Exercise instructions:
1. In the Asian Games shot put article, how many years did India wait for its second women's shot put medalist at the Games?
2. Carry on the article about Kiran Baliyan's Asian Games shot put bronze, starting right after its final sentence.

Source extract:
>>>
Updated: 30 Sep 2023 2:24 AM GMT

Kiran Baliyan, 24, winning women's shot put bronze at the ongoing Asian Games in Hangzhou on Friday brought a piece of history of Indian athletics into the limelight.

What is astonishing about Kiran's achievement is that it took India 72 years to get its second women's shot put medallist at the Asian Games.

By winning the medal in shot put, Kiran became the first Indian woman of the 21st century to claim the rare feat at the Asiad and second only to make a podium finish at the Asian Games since the inaugural edition of the quadrennial showpiece in 1951.

In the 1951 Asian Games held in Delhi, Barbara Webster, an athlete of Anglo-Indian heritage hailing from Bombay, won the bronze medal in women's shot put, India's first in the event. Webster won the medal with her best effort of 9.02 meters, as Japan's Toyoko Yoshino and Fumi Kojima claimed the gold and silver medals.

Yoshino, being the dominant shot putter in the event, created an Asian Games record with her best effort of 11.90m en route to clinching the gold medal, as Kojima won the silver medal with her best throw of 10.42m.
<<<
Element placement data:
>>>
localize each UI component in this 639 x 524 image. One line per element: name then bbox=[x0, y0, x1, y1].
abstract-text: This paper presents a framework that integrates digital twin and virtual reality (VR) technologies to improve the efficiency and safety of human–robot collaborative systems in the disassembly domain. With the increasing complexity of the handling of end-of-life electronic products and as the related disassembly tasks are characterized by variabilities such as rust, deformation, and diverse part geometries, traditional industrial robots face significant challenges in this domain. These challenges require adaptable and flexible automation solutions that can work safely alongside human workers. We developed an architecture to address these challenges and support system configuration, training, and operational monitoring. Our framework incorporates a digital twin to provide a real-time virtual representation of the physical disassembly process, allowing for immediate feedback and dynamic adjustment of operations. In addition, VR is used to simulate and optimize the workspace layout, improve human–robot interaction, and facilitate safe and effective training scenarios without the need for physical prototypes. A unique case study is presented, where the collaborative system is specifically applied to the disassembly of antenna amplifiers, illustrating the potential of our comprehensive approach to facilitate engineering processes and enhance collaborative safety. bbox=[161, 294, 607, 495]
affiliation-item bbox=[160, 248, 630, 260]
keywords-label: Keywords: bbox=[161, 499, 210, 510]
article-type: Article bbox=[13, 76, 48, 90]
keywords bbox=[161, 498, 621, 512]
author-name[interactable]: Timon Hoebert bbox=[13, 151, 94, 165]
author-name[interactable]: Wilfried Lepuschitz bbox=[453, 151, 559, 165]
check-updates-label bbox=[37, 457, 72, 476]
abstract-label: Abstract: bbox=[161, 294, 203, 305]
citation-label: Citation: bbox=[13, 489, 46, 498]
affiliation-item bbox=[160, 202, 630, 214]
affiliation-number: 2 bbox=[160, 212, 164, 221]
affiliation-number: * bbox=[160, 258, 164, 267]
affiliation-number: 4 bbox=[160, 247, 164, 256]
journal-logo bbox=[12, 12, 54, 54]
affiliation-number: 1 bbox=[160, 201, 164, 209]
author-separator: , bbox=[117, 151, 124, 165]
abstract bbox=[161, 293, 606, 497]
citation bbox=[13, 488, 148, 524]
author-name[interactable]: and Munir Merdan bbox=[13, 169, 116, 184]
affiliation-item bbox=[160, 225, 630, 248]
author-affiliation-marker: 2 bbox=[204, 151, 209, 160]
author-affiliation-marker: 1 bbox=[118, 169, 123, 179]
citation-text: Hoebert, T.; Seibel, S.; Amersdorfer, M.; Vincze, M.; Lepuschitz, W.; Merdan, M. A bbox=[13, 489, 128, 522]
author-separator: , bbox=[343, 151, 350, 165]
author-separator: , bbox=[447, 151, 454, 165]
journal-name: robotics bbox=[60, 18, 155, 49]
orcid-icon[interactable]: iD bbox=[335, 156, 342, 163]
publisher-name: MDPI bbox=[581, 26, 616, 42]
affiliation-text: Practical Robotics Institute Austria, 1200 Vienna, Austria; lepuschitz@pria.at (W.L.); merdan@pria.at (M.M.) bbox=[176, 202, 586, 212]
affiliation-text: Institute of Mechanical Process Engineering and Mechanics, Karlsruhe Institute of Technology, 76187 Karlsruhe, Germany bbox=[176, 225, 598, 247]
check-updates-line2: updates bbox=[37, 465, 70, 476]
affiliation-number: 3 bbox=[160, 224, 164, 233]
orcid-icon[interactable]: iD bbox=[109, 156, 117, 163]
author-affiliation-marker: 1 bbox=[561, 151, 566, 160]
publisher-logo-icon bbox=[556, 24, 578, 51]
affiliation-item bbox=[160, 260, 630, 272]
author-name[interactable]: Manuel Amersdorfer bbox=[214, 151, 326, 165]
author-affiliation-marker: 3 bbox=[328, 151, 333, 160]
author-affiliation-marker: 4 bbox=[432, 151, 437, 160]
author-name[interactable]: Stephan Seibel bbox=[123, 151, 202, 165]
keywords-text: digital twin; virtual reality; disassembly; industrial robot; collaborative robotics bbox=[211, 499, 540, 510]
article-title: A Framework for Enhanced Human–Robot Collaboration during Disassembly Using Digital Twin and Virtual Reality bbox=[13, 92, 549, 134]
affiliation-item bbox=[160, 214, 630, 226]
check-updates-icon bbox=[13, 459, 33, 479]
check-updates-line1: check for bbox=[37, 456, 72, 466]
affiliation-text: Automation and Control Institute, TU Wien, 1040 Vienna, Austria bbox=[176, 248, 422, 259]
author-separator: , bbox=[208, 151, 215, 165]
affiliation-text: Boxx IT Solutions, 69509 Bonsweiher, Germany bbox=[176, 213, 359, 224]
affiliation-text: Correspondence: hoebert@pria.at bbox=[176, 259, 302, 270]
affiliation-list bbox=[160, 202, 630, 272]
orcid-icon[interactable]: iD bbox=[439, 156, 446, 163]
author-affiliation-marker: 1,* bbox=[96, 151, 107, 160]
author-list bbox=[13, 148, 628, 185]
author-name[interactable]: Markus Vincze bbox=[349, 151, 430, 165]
<<<
Answers provided:
1. 72 years.

2.
Though Webster did not set any Asian or world record in the 1951 Asiad, she successfully created one for India. She not only won the women's shot put bronze but also a women's javelin throw medal to become the first Indian female athlete ever to complete a rare double at the Asiad. In women's javelin throw, Webster finished third behind Japanese Yoshino, the gold medallist, and silver medallist Miyoko Kato.

Webster was among the five Anglo-Indian athletes who represented India at the 1951 Asian Games.

As an athlete, she was the epitome of versatility. In 1951, a month before the Asian Games, Webster, representing Mysore State, won the shot put, discus and javelin throw events at the National Track and Field Meet held at Ludhiana. Though she was undone in discus throw in the Delhi Games, she basked in the Asian Games glory by achieving the maiden feat of winning two athletics medals, a first for an Indian woman.